What needs to be done:
Carry none of the pictures over; set down the material below exactly.

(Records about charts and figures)
####

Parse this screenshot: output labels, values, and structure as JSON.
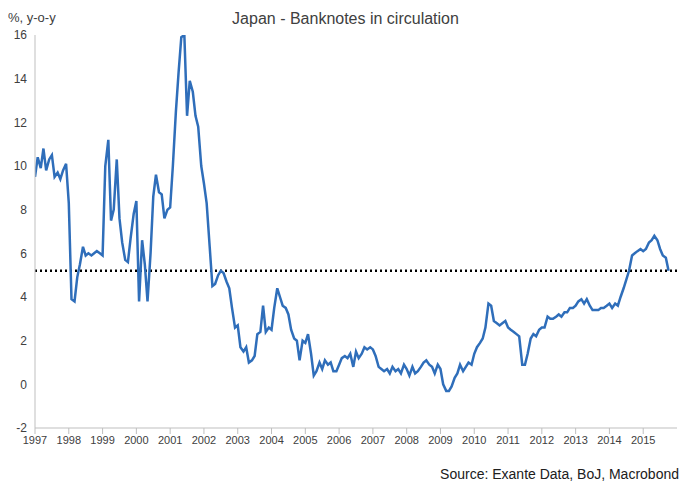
{
  "chart_data": {
    "type": "line",
    "title": "Japan - Banknotes in circulation",
    "ylabel": "%, y-o-y",
    "source": "Source: Exante Data, BoJ, Macrobond",
    "grid": false,
    "reference_line": 5.2,
    "xlim": [
      1997,
      2016
    ],
    "xticks": [
      1997,
      1998,
      1999,
      2000,
      2001,
      2002,
      2003,
      2004,
      2005,
      2006,
      2007,
      2008,
      2009,
      2010,
      2011,
      2012,
      2013,
      2014,
      2015
    ],
    "ylim": [
      -2,
      16
    ],
    "yticks": [
      -2,
      0,
      2,
      4,
      6,
      8,
      10,
      12,
      14,
      16
    ],
    "x": [
      1997,
      1997.08,
      1997.17,
      1997.25,
      1997.33,
      1997.42,
      1997.5,
      1997.58,
      1997.67,
      1997.75,
      1997.83,
      1997.92,
      1998,
      1998.08,
      1998.17,
      1998.25,
      1998.33,
      1998.42,
      1998.5,
      1998.58,
      1998.67,
      1998.75,
      1998.83,
      1998.92,
      1999,
      1999.08,
      1999.17,
      1999.25,
      1999.33,
      1999.42,
      1999.5,
      1999.58,
      1999.67,
      1999.75,
      1999.83,
      1999.92,
      2000,
      2000.08,
      2000.17,
      2000.25,
      2000.33,
      2000.42,
      2000.5,
      2000.58,
      2000.67,
      2000.75,
      2000.83,
      2000.92,
      2001,
      2001.08,
      2001.17,
      2001.25,
      2001.33,
      2001.42,
      2001.5,
      2001.58,
      2001.67,
      2001.75,
      2001.83,
      2001.92,
      2002,
      2002.08,
      2002.17,
      2002.25,
      2002.33,
      2002.42,
      2002.5,
      2002.58,
      2002.67,
      2002.75,
      2002.83,
      2002.92,
      2003,
      2003.08,
      2003.17,
      2003.25,
      2003.33,
      2003.42,
      2003.5,
      2003.58,
      2003.67,
      2003.75,
      2003.83,
      2003.92,
      2004,
      2004.08,
      2004.17,
      2004.25,
      2004.33,
      2004.42,
      2004.5,
      2004.58,
      2004.67,
      2004.75,
      2004.83,
      2004.92,
      2005,
      2005.08,
      2005.17,
      2005.25,
      2005.33,
      2005.42,
      2005.5,
      2005.58,
      2005.67,
      2005.75,
      2005.83,
      2005.92,
      2006,
      2006.08,
      2006.17,
      2006.25,
      2006.33,
      2006.42,
      2006.5,
      2006.58,
      2006.67,
      2006.75,
      2006.83,
      2006.92,
      2007,
      2007.08,
      2007.17,
      2007.25,
      2007.33,
      2007.42,
      2007.5,
      2007.58,
      2007.67,
      2007.75,
      2007.83,
      2007.92,
      2008,
      2008.08,
      2008.17,
      2008.25,
      2008.33,
      2008.42,
      2008.5,
      2008.58,
      2008.67,
      2008.75,
      2008.83,
      2008.92,
      2009,
      2009.08,
      2009.17,
      2009.25,
      2009.33,
      2009.42,
      2009.5,
      2009.58,
      2009.67,
      2009.75,
      2009.83,
      2009.92,
      2010,
      2010.08,
      2010.17,
      2010.25,
      2010.33,
      2010.42,
      2010.5,
      2010.58,
      2010.67,
      2010.75,
      2010.83,
      2010.92,
      2011,
      2011.08,
      2011.17,
      2011.25,
      2011.33,
      2011.42,
      2011.5,
      2011.58,
      2011.67,
      2011.75,
      2011.83,
      2011.92,
      2012,
      2012.08,
      2012.17,
      2012.25,
      2012.33,
      2012.42,
      2012.5,
      2012.58,
      2012.67,
      2012.75,
      2012.83,
      2012.92,
      2013,
      2013.08,
      2013.17,
      2013.25,
      2013.33,
      2013.42,
      2013.5,
      2013.58,
      2013.67,
      2013.75,
      2013.83,
      2013.92,
      2014,
      2014.08,
      2014.17,
      2014.25,
      2014.33,
      2014.42,
      2014.5,
      2014.58,
      2014.67,
      2014.75,
      2014.83,
      2014.92,
      2015,
      2015.08,
      2015.17,
      2015.25,
      2015.33,
      2015.42,
      2015.5,
      2015.58,
      2015.67,
      2015.75
    ],
    "series": [
      {
        "name": "Banknotes in circulation",
        "color": "#2f6eba",
        "values": [
          9.5,
          10.4,
          9.9,
          10.8,
          9.8,
          10.3,
          10.5,
          9.5,
          9.7,
          9.4,
          9.8,
          10.1,
          8.3,
          3.9,
          3.8,
          4.9,
          5.5,
          6.3,
          5.9,
          6.0,
          5.9,
          6.0,
          6.1,
          6.0,
          5.9,
          10.0,
          11.2,
          7.5,
          8.0,
          10.3,
          7.6,
          6.5,
          5.7,
          5.6,
          6.7,
          7.8,
          8.4,
          3.8,
          6.6,
          5.5,
          3.8,
          6.0,
          8.6,
          9.6,
          8.8,
          8.7,
          7.6,
          8.0,
          8.1,
          10.0,
          12.5,
          14.3,
          15.9,
          16.0,
          12.3,
          13.9,
          13.4,
          12.3,
          11.8,
          10.0,
          9.2,
          8.3,
          6.3,
          4.5,
          4.6,
          5.0,
          5.2,
          5.1,
          4.7,
          4.4,
          3.5,
          2.6,
          2.7,
          1.7,
          1.5,
          1.7,
          1.0,
          1.1,
          1.3,
          2.3,
          2.4,
          3.6,
          2.4,
          2.6,
          2.5,
          3.5,
          4.4,
          4.0,
          3.6,
          3.5,
          3.2,
          2.5,
          2.1,
          2.0,
          1.1,
          2.0,
          1.9,
          2.3,
          1.4,
          0.4,
          0.6,
          1.0,
          0.7,
          1.1,
          0.9,
          1.0,
          0.6,
          0.6,
          0.9,
          1.2,
          1.3,
          1.2,
          1.4,
          0.8,
          1.5,
          1.2,
          1.4,
          1.7,
          1.6,
          1.7,
          1.6,
          1.3,
          0.8,
          0.7,
          0.6,
          0.7,
          0.5,
          0.8,
          0.6,
          0.7,
          0.5,
          0.9,
          0.7,
          0.4,
          0.8,
          0.5,
          0.6,
          0.8,
          1.0,
          1.1,
          0.9,
          0.8,
          0.5,
          0.9,
          0.7,
          0.0,
          -0.3,
          -0.3,
          -0.1,
          0.3,
          0.5,
          0.9,
          0.6,
          0.8,
          1.0,
          0.9,
          1.4,
          1.7,
          1.9,
          2.1,
          2.6,
          3.7,
          3.6,
          2.9,
          2.8,
          2.7,
          2.8,
          2.9,
          2.6,
          2.5,
          2.4,
          2.3,
          2.2,
          0.9,
          0.9,
          1.4,
          2.1,
          2.3,
          2.2,
          2.5,
          2.6,
          2.6,
          3.1,
          3.0,
          3.0,
          3.1,
          3.2,
          3.1,
          3.3,
          3.3,
          3.5,
          3.5,
          3.6,
          3.8,
          3.9,
          3.7,
          3.9,
          3.6,
          3.4,
          3.4,
          3.4,
          3.5,
          3.5,
          3.6,
          3.7,
          3.5,
          3.7,
          3.6,
          4.0,
          4.4,
          4.8,
          5.2,
          5.9,
          6.0,
          6.1,
          6.2,
          6.1,
          6.2,
          6.5,
          6.6,
          6.8,
          6.6,
          6.2,
          5.9,
          5.8,
          5.2
        ]
      }
    ]
  }
}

####

Completed task:
Parse this screenshot: output labels, values, and structure as JSON.
{
  "chart_data": {
    "type": "line",
    "title": "Japan - Banknotes in circulation",
    "ylabel": "%, y-o-y",
    "source": "Source: Exante Data, BoJ, Macrobond",
    "grid": false,
    "reference_line": 5.2,
    "xlim": [
      1997,
      2016
    ],
    "xticks": [
      1997,
      1998,
      1999,
      2000,
      2001,
      2002,
      2003,
      2004,
      2005,
      2006,
      2007,
      2008,
      2009,
      2010,
      2011,
      2012,
      2013,
      2014,
      2015
    ],
    "ylim": [
      -2,
      16
    ],
    "yticks": [
      -2,
      0,
      2,
      4,
      6,
      8,
      10,
      12,
      14,
      16
    ],
    "x": [
      1997,
      1997.08,
      1997.17,
      1997.25,
      1997.33,
      1997.42,
      1997.5,
      1997.58,
      1997.67,
      1997.75,
      1997.83,
      1997.92,
      1998,
      1998.08,
      1998.17,
      1998.25,
      1998.33,
      1998.42,
      1998.5,
      1998.58,
      1998.67,
      1998.75,
      1998.83,
      1998.92,
      1999,
      1999.08,
      1999.17,
      1999.25,
      1999.33,
      1999.42,
      1999.5,
      1999.58,
      1999.67,
      1999.75,
      1999.83,
      1999.92,
      2000,
      2000.08,
      2000.17,
      2000.25,
      2000.33,
      2000.42,
      2000.5,
      2000.58,
      2000.67,
      2000.75,
      2000.83,
      2000.92,
      2001,
      2001.08,
      2001.17,
      2001.25,
      2001.33,
      2001.42,
      2001.5,
      2001.58,
      2001.67,
      2001.75,
      2001.83,
      2001.92,
      2002,
      2002.08,
      2002.17,
      2002.25,
      2002.33,
      2002.42,
      2002.5,
      2002.58,
      2002.67,
      2002.75,
      2002.83,
      2002.92,
      2003,
      2003.08,
      2003.17,
      2003.25,
      2003.33,
      2003.42,
      2003.5,
      2003.58,
      2003.67,
      2003.75,
      2003.83,
      2003.92,
      2004,
      2004.08,
      2004.17,
      2004.25,
      2004.33,
      2004.42,
      2004.5,
      2004.58,
      2004.67,
      2004.75,
      2004.83,
      2004.92,
      2005,
      2005.08,
      2005.17,
      2005.25,
      2005.33,
      2005.42,
      2005.5,
      2005.58,
      2005.67,
      2005.75,
      2005.83,
      2005.92,
      2006,
      2006.08,
      2006.17,
      2006.25,
      2006.33,
      2006.42,
      2006.5,
      2006.58,
      2006.67,
      2006.75,
      2006.83,
      2006.92,
      2007,
      2007.08,
      2007.17,
      2007.25,
      2007.33,
      2007.42,
      2007.5,
      2007.58,
      2007.67,
      2007.75,
      2007.83,
      2007.92,
      2008,
      2008.08,
      2008.17,
      2008.25,
      2008.33,
      2008.42,
      2008.5,
      2008.58,
      2008.67,
      2008.75,
      2008.83,
      2008.92,
      2009,
      2009.08,
      2009.17,
      2009.25,
      2009.33,
      2009.42,
      2009.5,
      2009.58,
      2009.67,
      2009.75,
      2009.83,
      2009.92,
      2010,
      2010.08,
      2010.17,
      2010.25,
      2010.33,
      2010.42,
      2010.5,
      2010.58,
      2010.67,
      2010.75,
      2010.83,
      2010.92,
      2011,
      2011.08,
      2011.17,
      2011.25,
      2011.33,
      2011.42,
      2011.5,
      2011.58,
      2011.67,
      2011.75,
      2011.83,
      2011.92,
      2012,
      2012.08,
      2012.17,
      2012.25,
      2012.33,
      2012.42,
      2012.5,
      2012.58,
      2012.67,
      2012.75,
      2012.83,
      2012.92,
      2013,
      2013.08,
      2013.17,
      2013.25,
      2013.33,
      2013.42,
      2013.5,
      2013.58,
      2013.67,
      2013.75,
      2013.83,
      2013.92,
      2014,
      2014.08,
      2014.17,
      2014.25,
      2014.33,
      2014.42,
      2014.5,
      2014.58,
      2014.67,
      2014.75,
      2014.83,
      2014.92,
      2015,
      2015.08,
      2015.17,
      2015.25,
      2015.33,
      2015.42,
      2015.5,
      2015.58,
      2015.67,
      2015.75
    ],
    "series": [
      {
        "name": "Banknotes in circulation",
        "color": "#2f6eba",
        "values": [
          9.5,
          10.4,
          9.9,
          10.8,
          9.8,
          10.3,
          10.5,
          9.5,
          9.7,
          9.4,
          9.8,
          10.1,
          8.3,
          3.9,
          3.8,
          4.9,
          5.5,
          6.3,
          5.9,
          6.0,
          5.9,
          6.0,
          6.1,
          6.0,
          5.9,
          10.0,
          11.2,
          7.5,
          8.0,
          10.3,
          7.6,
          6.5,
          5.7,
          5.6,
          6.7,
          7.8,
          8.4,
          3.8,
          6.6,
          5.5,
          3.8,
          6.0,
          8.6,
          9.6,
          8.8,
          8.7,
          7.6,
          8.0,
          8.1,
          10.0,
          12.5,
          14.3,
          15.9,
          16.0,
          12.3,
          13.9,
          13.4,
          12.3,
          11.8,
          10.0,
          9.2,
          8.3,
          6.3,
          4.5,
          4.6,
          5.0,
          5.2,
          5.1,
          4.7,
          4.4,
          3.5,
          2.6,
          2.7,
          1.7,
          1.5,
          1.7,
          1.0,
          1.1,
          1.3,
          2.3,
          2.4,
          3.6,
          2.4,
          2.6,
          2.5,
          3.5,
          4.4,
          4.0,
          3.6,
          3.5,
          3.2,
          2.5,
          2.1,
          2.0,
          1.1,
          2.0,
          1.9,
          2.3,
          1.4,
          0.4,
          0.6,
          1.0,
          0.7,
          1.1,
          0.9,
          1.0,
          0.6,
          0.6,
          0.9,
          1.2,
          1.3,
          1.2,
          1.4,
          0.8,
          1.5,
          1.2,
          1.4,
          1.7,
          1.6,
          1.7,
          1.6,
          1.3,
          0.8,
          0.7,
          0.6,
          0.7,
          0.5,
          0.8,
          0.6,
          0.7,
          0.5,
          0.9,
          0.7,
          0.4,
          0.8,
          0.5,
          0.6,
          0.8,
          1.0,
          1.1,
          0.9,
          0.8,
          0.5,
          0.9,
          0.7,
          0.0,
          -0.3,
          -0.3,
          -0.1,
          0.3,
          0.5,
          0.9,
          0.6,
          0.8,
          1.0,
          0.9,
          1.4,
          1.7,
          1.9,
          2.1,
          2.6,
          3.7,
          3.6,
          2.9,
          2.8,
          2.7,
          2.8,
          2.9,
          2.6,
          2.5,
          2.4,
          2.3,
          2.2,
          0.9,
          0.9,
          1.4,
          2.1,
          2.3,
          2.2,
          2.5,
          2.6,
          2.6,
          3.1,
          3.0,
          3.0,
          3.1,
          3.2,
          3.1,
          3.3,
          3.3,
          3.5,
          3.5,
          3.6,
          3.8,
          3.9,
          3.7,
          3.9,
          3.6,
          3.4,
          3.4,
          3.4,
          3.5,
          3.5,
          3.6,
          3.7,
          3.5,
          3.7,
          3.6,
          4.0,
          4.4,
          4.8,
          5.2,
          5.9,
          6.0,
          6.1,
          6.2,
          6.1,
          6.2,
          6.5,
          6.6,
          6.8,
          6.6,
          6.2,
          5.9,
          5.8,
          5.2
        ]
      }
    ]
  }
}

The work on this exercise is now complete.